=== PROBLEM STATEMENT ===
Look through the data and write out every line with the word "username" in it.

=== MATERIAL FOR THE TASK ===
※ ※ ※

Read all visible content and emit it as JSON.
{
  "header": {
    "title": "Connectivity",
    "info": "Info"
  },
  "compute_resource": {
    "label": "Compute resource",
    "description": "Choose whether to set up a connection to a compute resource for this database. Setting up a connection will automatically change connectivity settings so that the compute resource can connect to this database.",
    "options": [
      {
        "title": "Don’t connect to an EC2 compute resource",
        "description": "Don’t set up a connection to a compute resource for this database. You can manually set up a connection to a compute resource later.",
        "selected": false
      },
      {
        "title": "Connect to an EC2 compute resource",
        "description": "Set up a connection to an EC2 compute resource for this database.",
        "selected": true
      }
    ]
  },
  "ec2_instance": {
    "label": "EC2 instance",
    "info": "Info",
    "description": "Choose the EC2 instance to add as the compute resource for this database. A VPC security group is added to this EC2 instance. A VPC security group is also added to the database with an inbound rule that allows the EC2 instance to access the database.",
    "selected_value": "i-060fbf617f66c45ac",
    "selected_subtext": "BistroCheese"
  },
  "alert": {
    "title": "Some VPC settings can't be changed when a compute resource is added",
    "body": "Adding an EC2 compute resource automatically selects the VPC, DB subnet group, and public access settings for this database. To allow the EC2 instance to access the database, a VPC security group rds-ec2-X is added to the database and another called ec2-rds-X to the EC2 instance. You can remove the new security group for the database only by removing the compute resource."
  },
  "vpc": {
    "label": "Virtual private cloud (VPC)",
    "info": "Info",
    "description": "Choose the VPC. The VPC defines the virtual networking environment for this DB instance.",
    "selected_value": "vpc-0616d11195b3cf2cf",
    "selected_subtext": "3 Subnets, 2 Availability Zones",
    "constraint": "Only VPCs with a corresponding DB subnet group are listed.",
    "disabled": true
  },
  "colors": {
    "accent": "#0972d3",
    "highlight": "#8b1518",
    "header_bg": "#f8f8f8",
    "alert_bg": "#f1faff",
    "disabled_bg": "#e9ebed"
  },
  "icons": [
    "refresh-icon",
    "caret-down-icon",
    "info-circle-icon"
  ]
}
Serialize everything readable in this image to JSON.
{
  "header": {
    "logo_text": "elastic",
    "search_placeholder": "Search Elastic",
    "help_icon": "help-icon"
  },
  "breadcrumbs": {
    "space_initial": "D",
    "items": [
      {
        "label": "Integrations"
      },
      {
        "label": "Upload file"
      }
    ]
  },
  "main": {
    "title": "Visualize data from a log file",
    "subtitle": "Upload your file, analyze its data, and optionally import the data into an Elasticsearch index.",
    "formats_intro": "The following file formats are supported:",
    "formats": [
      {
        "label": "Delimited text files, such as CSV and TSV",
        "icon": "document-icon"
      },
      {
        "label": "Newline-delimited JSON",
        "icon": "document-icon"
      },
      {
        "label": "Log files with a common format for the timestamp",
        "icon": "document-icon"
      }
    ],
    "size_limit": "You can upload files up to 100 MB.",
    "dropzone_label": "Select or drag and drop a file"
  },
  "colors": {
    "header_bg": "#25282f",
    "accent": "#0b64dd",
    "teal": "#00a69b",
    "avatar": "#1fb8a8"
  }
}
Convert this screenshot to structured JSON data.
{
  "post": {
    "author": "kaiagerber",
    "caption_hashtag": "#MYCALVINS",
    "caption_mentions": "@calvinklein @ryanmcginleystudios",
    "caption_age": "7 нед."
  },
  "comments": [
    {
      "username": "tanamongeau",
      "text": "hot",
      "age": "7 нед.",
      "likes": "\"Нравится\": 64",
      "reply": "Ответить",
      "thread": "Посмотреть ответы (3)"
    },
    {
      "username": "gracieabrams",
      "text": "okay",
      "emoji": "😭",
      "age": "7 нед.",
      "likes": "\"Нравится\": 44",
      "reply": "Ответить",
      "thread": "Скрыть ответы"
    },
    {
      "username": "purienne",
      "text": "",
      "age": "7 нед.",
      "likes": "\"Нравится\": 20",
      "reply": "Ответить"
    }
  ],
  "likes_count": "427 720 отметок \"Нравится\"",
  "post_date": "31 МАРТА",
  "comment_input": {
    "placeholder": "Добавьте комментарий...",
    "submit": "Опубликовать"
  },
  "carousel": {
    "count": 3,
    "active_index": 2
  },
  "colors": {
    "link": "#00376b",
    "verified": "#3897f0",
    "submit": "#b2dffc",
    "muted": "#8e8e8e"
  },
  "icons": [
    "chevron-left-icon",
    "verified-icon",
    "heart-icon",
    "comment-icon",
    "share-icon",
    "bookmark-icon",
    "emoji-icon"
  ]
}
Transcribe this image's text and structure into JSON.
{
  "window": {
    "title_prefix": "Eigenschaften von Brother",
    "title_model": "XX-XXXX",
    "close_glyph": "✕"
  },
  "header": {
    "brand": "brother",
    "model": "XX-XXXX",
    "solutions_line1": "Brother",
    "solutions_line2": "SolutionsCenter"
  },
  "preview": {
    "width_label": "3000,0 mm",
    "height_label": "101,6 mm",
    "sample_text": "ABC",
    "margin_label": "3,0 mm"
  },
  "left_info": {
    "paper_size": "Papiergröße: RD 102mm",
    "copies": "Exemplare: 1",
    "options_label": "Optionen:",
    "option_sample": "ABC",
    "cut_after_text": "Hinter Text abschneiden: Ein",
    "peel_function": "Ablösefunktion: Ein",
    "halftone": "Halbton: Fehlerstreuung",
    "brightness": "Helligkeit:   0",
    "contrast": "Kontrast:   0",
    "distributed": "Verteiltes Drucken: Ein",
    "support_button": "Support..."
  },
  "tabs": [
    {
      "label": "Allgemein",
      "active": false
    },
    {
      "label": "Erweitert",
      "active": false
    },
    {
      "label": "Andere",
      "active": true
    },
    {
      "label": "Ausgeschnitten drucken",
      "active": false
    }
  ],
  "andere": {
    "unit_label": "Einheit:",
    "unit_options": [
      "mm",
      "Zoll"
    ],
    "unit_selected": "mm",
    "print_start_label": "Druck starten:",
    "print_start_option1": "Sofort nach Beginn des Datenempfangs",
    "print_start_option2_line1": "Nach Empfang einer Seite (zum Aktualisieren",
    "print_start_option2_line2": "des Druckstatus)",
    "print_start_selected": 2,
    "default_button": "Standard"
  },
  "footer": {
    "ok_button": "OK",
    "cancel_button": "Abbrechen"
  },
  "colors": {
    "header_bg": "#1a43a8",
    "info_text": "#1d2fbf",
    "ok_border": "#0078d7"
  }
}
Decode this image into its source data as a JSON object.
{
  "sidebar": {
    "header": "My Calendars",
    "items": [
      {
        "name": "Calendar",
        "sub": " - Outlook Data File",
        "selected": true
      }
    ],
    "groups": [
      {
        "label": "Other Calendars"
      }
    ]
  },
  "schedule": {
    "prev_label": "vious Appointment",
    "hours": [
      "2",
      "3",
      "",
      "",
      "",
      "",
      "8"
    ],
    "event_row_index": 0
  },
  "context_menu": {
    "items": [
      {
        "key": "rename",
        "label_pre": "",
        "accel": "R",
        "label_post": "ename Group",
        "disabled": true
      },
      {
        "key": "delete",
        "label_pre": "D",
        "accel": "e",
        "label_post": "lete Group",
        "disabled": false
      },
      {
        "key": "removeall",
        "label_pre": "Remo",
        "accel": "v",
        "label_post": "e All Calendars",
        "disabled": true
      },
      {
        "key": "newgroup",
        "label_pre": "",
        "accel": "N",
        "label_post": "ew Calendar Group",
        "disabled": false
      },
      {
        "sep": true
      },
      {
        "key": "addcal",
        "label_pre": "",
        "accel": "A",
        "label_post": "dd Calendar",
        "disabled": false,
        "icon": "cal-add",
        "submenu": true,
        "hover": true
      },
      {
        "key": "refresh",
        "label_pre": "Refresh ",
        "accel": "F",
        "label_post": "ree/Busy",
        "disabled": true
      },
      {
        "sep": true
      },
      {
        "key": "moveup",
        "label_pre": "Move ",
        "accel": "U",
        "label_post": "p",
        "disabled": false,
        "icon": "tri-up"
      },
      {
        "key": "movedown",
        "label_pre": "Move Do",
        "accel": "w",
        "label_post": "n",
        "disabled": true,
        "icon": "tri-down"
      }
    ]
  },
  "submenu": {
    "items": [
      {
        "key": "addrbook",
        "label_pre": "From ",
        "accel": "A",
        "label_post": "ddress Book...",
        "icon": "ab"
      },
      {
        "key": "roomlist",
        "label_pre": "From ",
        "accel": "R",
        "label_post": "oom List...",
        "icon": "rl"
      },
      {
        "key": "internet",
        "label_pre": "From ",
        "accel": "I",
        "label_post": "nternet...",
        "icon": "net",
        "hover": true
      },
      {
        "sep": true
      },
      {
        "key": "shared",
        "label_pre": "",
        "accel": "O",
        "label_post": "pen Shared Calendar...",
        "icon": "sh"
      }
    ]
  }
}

※ ※ ※

=== WRITTEN ANSWER ===
      "username": "tanamongeau",
      "username": "gracieabrams",
      "username": "purienne",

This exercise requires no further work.